- [Short exercise]:
Pull out from the material below all lines with "R的原子坐标分别".

=-=-=-=-=

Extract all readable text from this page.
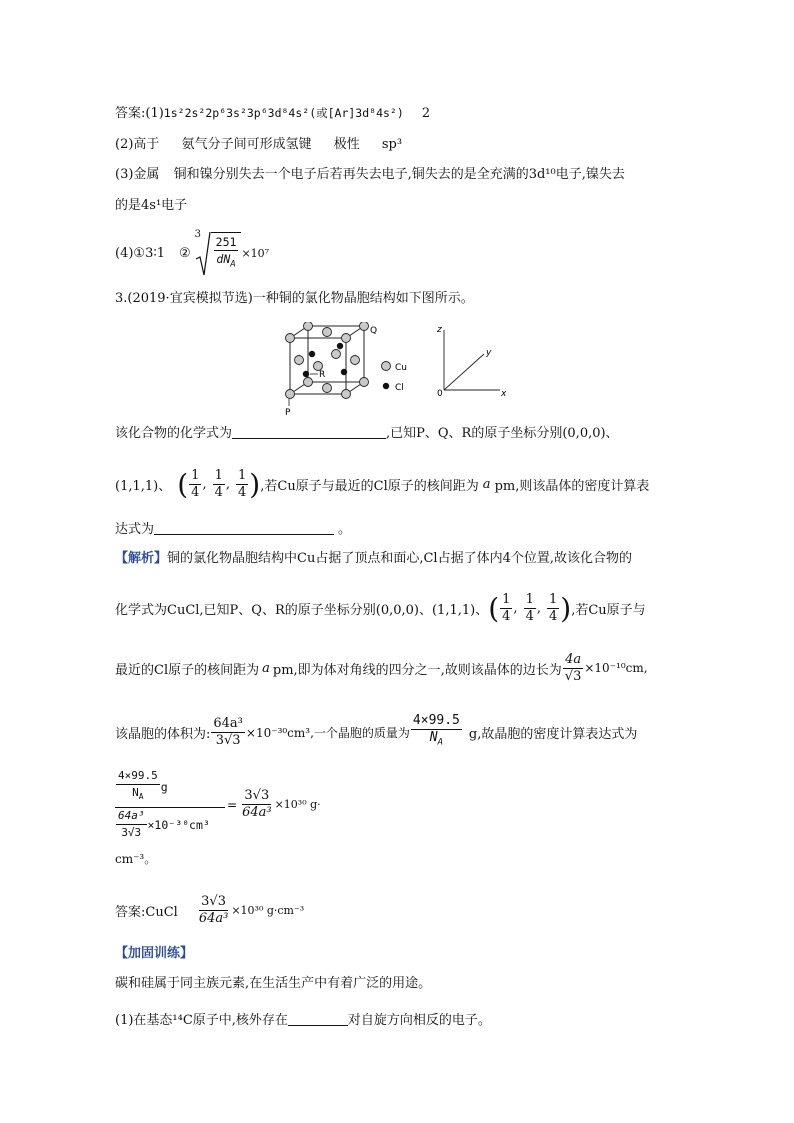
答案:(1)1s²2s²2p⁶3s²3p⁶3d⁸4s²(或[Ar]3d⁸4s²) 2
(2)高于 氨气分子间可形成氢键 极性 sp³
(3)金属 铜和镍分别失去一个电子后若再失去电子,铜失去的是全充满的3d¹⁰电子,镍失去
的是4s¹电子
(4)①3∶1 ②
$3 \frac{251}{dN_A} \times 10^7$
3.(2019·宜宾模拟节选)一种铜的氯化物晶胞结构如下图所示。
Q
P
R
Cu
Cl
z
y
x
0
该化合物的化学式为	,已知P、Q、R的原子坐标分别(0,0,0)、
(1,1,1)、 ( $\frac{1}{4}$ , $\frac{1}{4}$ , $\frac{1}{4}$ ) ,若Cu原子与最近的Cl原子的核间距为 a pm,则该晶体的密度计算表
达式为	。
【解析】铜的氯化物晶胞结构中Cu占据了顶点和面心,Cl占据了体内4个位置,故该化合物的
化学式为CuCl,已知P、Q、R的原子坐标分别(0,0,0)、(1,1,1)、 ( $\frac{1}{4}$ , $\frac{1}{4}$ , $\frac{1}{4}$ ) ,若Cu原子与
最近的Cl原子的核间距为 a pm,即为体对角线的四分之一,故则该晶体的边长为 $\frac{4a}{√3} \times 10^{-10}cm$,
该晶胞的体积为: $\frac{\text{64a³}}{3√3} \times 10^{-30}cm^3$,一个晶胞的质量为 $\frac{4\times 99.5}{N_A} g$,故晶胞的密度计算表达式为
$\frac{4\times 99.5}{N_A}$ g
$\frac{\text{64a³}}{3√3} \times 10^{-30}cm^3$
= $\frac{3√3}{\text{64a³}} \times 10^{30}$ g·
cm⁻³。
答案:CuCl $\frac{3√3}{\text{64a³}} \times 10^{30}$ g·cm⁻³
【加固训练】
碳和硅属于同主族元素,在生活生产中有着广泛的用途。
(1)在基态¹⁴C原子中,核外存在	对自旋方向相反的电子。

=-=-=-=-=

- [The completed task]:
该化合物的化学式为	,已知P、Q、R的原子坐标分别(0,0,0)、
化学式为CuCl,已知P、Q、R的原子坐标分别(0,0,0)、(1,1,1)、 ( $\frac{1}{4}$ , $\frac{1}{4}$ , $\frac{1}{4}$ ) ,若Cu原子与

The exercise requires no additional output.